### Work instructions
Isolate every line in the data with the string "Material" and copy it.

### Task data
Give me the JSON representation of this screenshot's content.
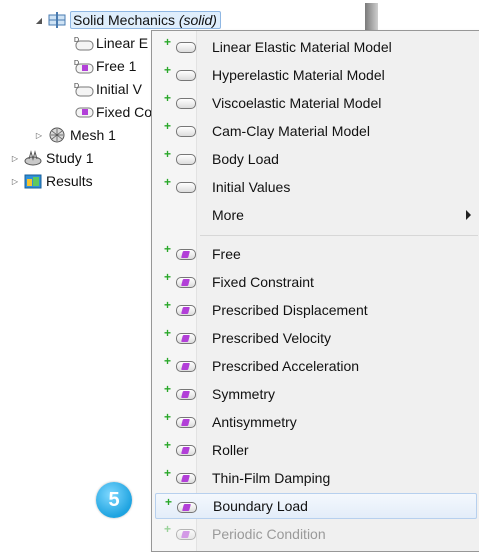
{
  "tree": {
    "physics": {
      "label": "Solid Mechanics",
      "tag": "(solid)"
    },
    "children": [
      {
        "label": "Linear E"
      },
      {
        "label": "Free 1"
      },
      {
        "label": "Initial V"
      },
      {
        "label": "Fixed Co"
      }
    ],
    "mesh": {
      "label": "Mesh 1"
    },
    "study": {
      "label": "Study 1"
    },
    "results": {
      "label": "Results"
    }
  },
  "menu": {
    "domain_items": [
      "Linear Elastic Material Model",
      "Hyperelastic Material Model",
      "Viscoelastic Material Model",
      "Cam-Clay Material Model",
      "Body Load",
      "Initial Values"
    ],
    "more_label": "More",
    "boundary_items": [
      "Free",
      "Fixed Constraint",
      "Prescribed Displacement",
      "Prescribed Velocity",
      "Prescribed Acceleration",
      "Symmetry",
      "Antisymmetry",
      "Roller",
      "Thin-Film Damping",
      "Boundary Load",
      "Periodic Condition"
    ],
    "highlighted": "Boundary Load"
  },
  "step_badge": "5"
}
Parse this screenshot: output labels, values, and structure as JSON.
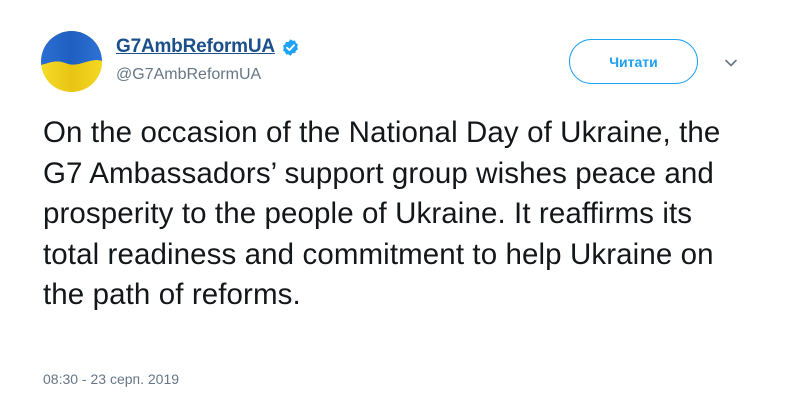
{
  "tweet": {
    "display_name": "G7AmbReformUA",
    "handle": "@G7AmbReformUA",
    "verified": true,
    "follow_label": "Читати",
    "text": "On the occasion of the National Day of Ukraine, the G7 Ambassadors’ support group wishes peace and prosperity to the people of Ukraine. It reaffirms its total readiness and commitment to help Ukraine on the path of reforms.",
    "timestamp": "08:30 - 23 серп. 2019"
  },
  "icons": {
    "avatar": "ukraine-flag-avatar",
    "verified": "verified-badge-icon",
    "more": "chevron-down-icon"
  },
  "colors": {
    "accent": "#1da1f2",
    "name": "#1b4f8a",
    "muted": "#657786",
    "text": "#14171a",
    "flag_blue": "#1f5fbf",
    "flag_yellow": "#f2d31b"
  }
}
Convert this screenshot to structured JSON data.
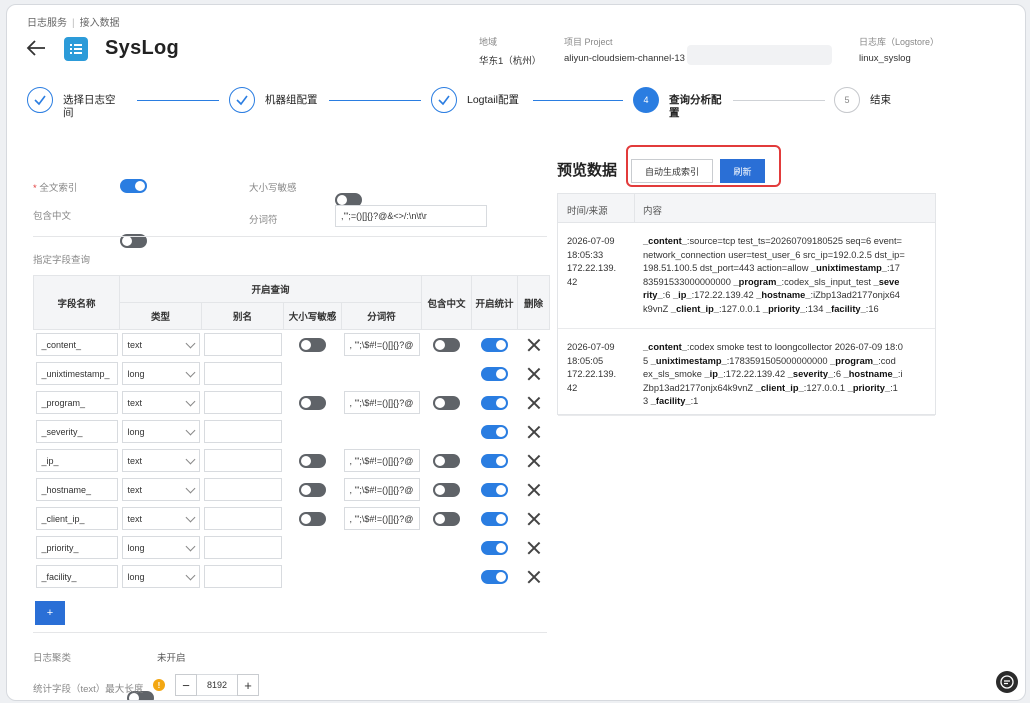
{
  "breadcrumb": [
    "日志服务",
    "接入数据"
  ],
  "app": {
    "title": "SysLog"
  },
  "meta": [
    {
      "label": "地域",
      "value": "华东1（杭州）"
    },
    {
      "label": "项目 Project",
      "value": "aliyun-cloudsiem-channel-13"
    },
    {
      "label": "日志库（Logstore）",
      "value": "linux_syslog"
    }
  ],
  "steps": [
    {
      "label_l1": "选择日志空",
      "label_l2": "间"
    },
    {
      "label_l1": "机器组配置",
      "label_l2": ""
    },
    {
      "label_l1": "Logtail配置",
      "label_l2": ""
    },
    {
      "num": "4",
      "label_l1": "查询分析配",
      "label_l2": "置"
    },
    {
      "num": "5",
      "label_l1": "结束",
      "label_l2": ""
    }
  ],
  "index": {
    "fulltext_label": "全文索引",
    "fulltext_prefix": "*",
    "case_label": "大小写敏感",
    "chinese_label": "包含中文",
    "tokenizer_label": "分词符",
    "tokenizer_value": ",'\";=()[]{}?@&<>/:\\n\\t\\r",
    "field_query_label": "指定字段查询"
  },
  "table": {
    "headers": {
      "field_name": "字段名称",
      "enable_query": "开启查询",
      "type": "类型",
      "alias": "别名",
      "case_sensitive": "大小写敏感",
      "tokenizer": "分词符",
      "include_chinese": "包含中文",
      "enable_stats": "开启统计",
      "delete": "删除"
    },
    "rows": [
      {
        "name": "_content_",
        "type": "text",
        "tok": ", '\";\\$#!=()[]{}?@",
        "case": false,
        "chinese": false,
        "stats": true
      },
      {
        "name": "_unixtimestamp_",
        "type": "long",
        "stats": true
      },
      {
        "name": "_program_",
        "type": "text",
        "tok": ", '\";\\$#!=()[]{}?@",
        "case": false,
        "chinese": false,
        "stats": true
      },
      {
        "name": "_severity_",
        "type": "long",
        "stats": true
      },
      {
        "name": "_ip_",
        "type": "text",
        "tok": ", '\";\\$#!=()[]{}?@",
        "case": false,
        "chinese": false,
        "stats": true
      },
      {
        "name": "_hostname_",
        "type": "text",
        "tok": ", '\";\\$#!=()[]{}?@",
        "case": false,
        "chinese": false,
        "stats": true
      },
      {
        "name": "_client_ip_",
        "type": "text",
        "tok": ", '\";\\$#!=()[]{}?@",
        "case": false,
        "chinese": false,
        "stats": true
      },
      {
        "name": "_priority_",
        "type": "long",
        "stats": true
      },
      {
        "name": "_facility_",
        "type": "long",
        "stats": true
      }
    ],
    "add_label": "+"
  },
  "footer": {
    "log_clustering_label": "日志聚类",
    "log_clustering_status": "未开启",
    "stat_field_label": "统计字段（text）最大长度",
    "stat_max_len": "8192",
    "minus": "−",
    "plus": "+"
  },
  "preview": {
    "title": "预览数据",
    "auto_index_label": "自动生成索引",
    "refresh_label": "刷新",
    "col_time": "时间/来源",
    "col_content": "内容",
    "rows": [
      {
        "date": "2026-07-09",
        "time": "18:05:33",
        "source": "172.22.139.",
        "source2": "42",
        "content": [
          [
            [
              "_content_",
              ":source=tcp test_ts=20260709180525 seq=6 event="
            ]
          ],
          [
            [
              "",
              "network_connection user=test_user_6 src_ip=192.0.2.5 dst_ip="
            ]
          ],
          [
            [
              "",
              "198.51.100.5 dst_port=443 action=allow "
            ],
            [
              "_unixtimestamp_",
              ":17"
            ]
          ],
          [
            [
              "",
              "83591533000000000 "
            ],
            [
              "_program_",
              ":codex_sls_input_test "
            ],
            [
              "_seve",
              ""
            ]
          ],
          [
            [
              "rity_",
              ":6 "
            ],
            [
              "_ip_",
              ":172.22.139.42 "
            ],
            [
              "_hostname_",
              ":iZbp13ad2177onjx64"
            ]
          ],
          [
            [
              "",
              "k9vnZ "
            ],
            [
              "_client_ip_",
              ":127.0.0.1 "
            ],
            [
              "_priority_",
              ":134 "
            ],
            [
              "_facility_",
              ":16"
            ]
          ]
        ]
      },
      {
        "date": "2026-07-09",
        "time": "18:05:05",
        "source": "172.22.139.",
        "source2": "42",
        "content": [
          [
            [
              "_content_",
              ":codex smoke test to loongcollector 2026-07-09 18:0"
            ]
          ],
          [
            [
              "",
              "5 "
            ],
            [
              "_unixtimestamp_",
              ":1783591505000000000 "
            ],
            [
              "_program_",
              ":cod"
            ]
          ],
          [
            [
              "",
              "ex_sls_smoke "
            ],
            [
              "_ip_",
              ":172.22.139.42 "
            ],
            [
              "_severity_",
              ":6 "
            ],
            [
              "_hostname_",
              ":i"
            ]
          ],
          [
            [
              "",
              "Zbp13ad2177onjx64k9vnZ "
            ],
            [
              "_client_ip_",
              ":127.0.0.1 "
            ],
            [
              "_priority_",
              ":1"
            ]
          ],
          [
            [
              "",
              "3 "
            ],
            [
              "_facility_",
              ":1"
            ]
          ]
        ]
      }
    ]
  },
  "colors": {
    "primary": "#2a7de1",
    "highlight": "#e23b3b",
    "logo": "#2c9bd9"
  }
}
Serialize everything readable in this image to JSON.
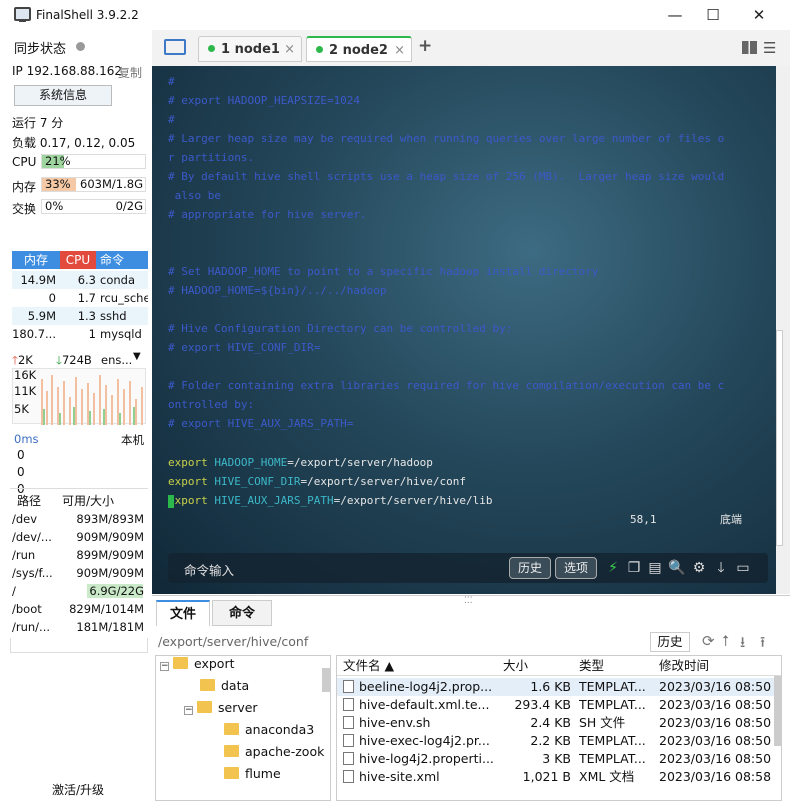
{
  "window": {
    "title": "FinalShell 3.9.2.2",
    "min": "—",
    "max": "☐",
    "close": "✕"
  },
  "left": {
    "sync_label": "同步状态",
    "ip": "IP 192.168.88.162",
    "copy": "复制",
    "sysinfo_button": "系统信息",
    "uptime": "运行 7 分",
    "load": "负载 0.17, 0.12, 0.05",
    "cpu": {
      "label": "CPU",
      "value": "21%",
      "percent": 21
    },
    "mem": {
      "label": "内存",
      "value": "33%",
      "detail": "603M/1.8G",
      "percent": 33
    },
    "swap": {
      "label": "交换",
      "value": "0%",
      "detail": "0/2G",
      "percent": 0
    },
    "proc_headers": [
      "内存",
      "CPU",
      "命令"
    ],
    "procs": [
      {
        "mem": "14.9M",
        "cpu": "6.3",
        "cmd": "conda"
      },
      {
        "mem": "0",
        "cpu": "1.7",
        "cmd": "rcu_sche"
      },
      {
        "mem": "5.9M",
        "cpu": "1.3",
        "cmd": "sshd"
      },
      {
        "mem": "180.7...",
        "cpu": "1",
        "cmd": "mysqld"
      }
    ],
    "net": {
      "up": "2K",
      "down": "724B",
      "iface": "ens...",
      "ticks": [
        "16K",
        "11K",
        "5K"
      ]
    },
    "ping": {
      "label": "0ms",
      "host": "本机",
      "values": [
        "0",
        "0",
        "0"
      ]
    },
    "disk_headers": [
      "路径",
      "可用/大小"
    ],
    "disks": [
      {
        "path": "/dev",
        "size": "893M/893M"
      },
      {
        "path": "/dev/...",
        "size": "909M/909M"
      },
      {
        "path": "/run",
        "size": "899M/909M"
      },
      {
        "path": "/sys/f...",
        "size": "909M/909M"
      },
      {
        "path": "/",
        "size": "6.9G/22G"
      },
      {
        "path": "/boot",
        "size": "829M/1014M"
      },
      {
        "path": "/run/...",
        "size": "181M/181M"
      }
    ],
    "activate": "激活/升级"
  },
  "tabs": [
    {
      "label": "1 node1",
      "close": "×"
    },
    {
      "label": "2 node2",
      "close": "×"
    }
  ],
  "add_tab": "+",
  "terminal": {
    "lines": [
      "#",
      "# export HADOOP_HEAPSIZE=1024",
      "#",
      "# Larger heap size may be required when running queries over large number of files o",
      "r partitions.",
      "# By default hive shell scripts use a heap size of 256 (MB).  Larger heap size would",
      " also be",
      "# appropriate for hive server.",
      "",
      "",
      "# Set HADOOP_HOME to point to a specific hadoop install directory",
      "# HADOOP_HOME=${bin}/../../hadoop",
      "",
      "# Hive Configuration Directory can be controlled by:",
      "# export HIVE_CONF_DIR=",
      "",
      "# Folder containing extra libraries required for hive compilation/execution can be c",
      "ontrolled by:",
      "# export HIVE_AUX_JARS_PATH="
    ],
    "exports": [
      {
        "kw": "export",
        "var": "HADOOP_HOME",
        "val": "=/export/server/hadoop"
      },
      {
        "kw": "export",
        "var": "HIVE_CONF_DIR",
        "val": "=/export/server/hive/conf"
      },
      {
        "kw": "export",
        "var": "HIVE_AUX_JARS_PATH",
        "val": "=/export/server/hive/lib"
      }
    ],
    "position": "58,1",
    "scroll_status": "底端",
    "cmd_input": "命令输入",
    "history_button": "历史",
    "options_button": "选项"
  },
  "bottom": {
    "tab_files": "文件",
    "tab_commands": "命令",
    "path": "/export/server/hive/conf",
    "history_button": "历史",
    "tree": [
      {
        "label": "export",
        "level": 0
      },
      {
        "label": "data",
        "level": 1
      },
      {
        "label": "server",
        "level": 1
      },
      {
        "label": "anaconda3",
        "level": 2
      },
      {
        "label": "apache-zook",
        "level": 2
      },
      {
        "label": "flume",
        "level": 2
      }
    ],
    "file_headers": [
      "文件名 ▲",
      "大小",
      "类型",
      "修改时间"
    ],
    "files": [
      {
        "name": "beeline-log4j2.prop...",
        "size": "1.6 KB",
        "type": "TEMPLAT...",
        "time": "2023/03/16 08:50"
      },
      {
        "name": "hive-default.xml.te...",
        "size": "293.4 KB",
        "type": "TEMPLAT...",
        "time": "2023/03/16 08:50"
      },
      {
        "name": "hive-env.sh",
        "size": "2.4 KB",
        "type": "SH 文件",
        "time": "2023/03/16 08:50"
      },
      {
        "name": "hive-exec-log4j2.pr...",
        "size": "2.2 KB",
        "type": "TEMPLAT...",
        "time": "2023/03/16 08:50"
      },
      {
        "name": "hive-log4j2.properti...",
        "size": "3 KB",
        "type": "TEMPLAT...",
        "time": "2023/03/16 08:50"
      },
      {
        "name": "hive-site.xml",
        "size": "1,021 B",
        "type": "XML 文档",
        "time": "2023/03/16 08:58"
      }
    ]
  }
}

### Exercise answer
      "Linear Elastic Material Model",
      "Hyperelastic Material Model",
      "Viscoelastic Material Model",
      "Cam-Clay Material Model",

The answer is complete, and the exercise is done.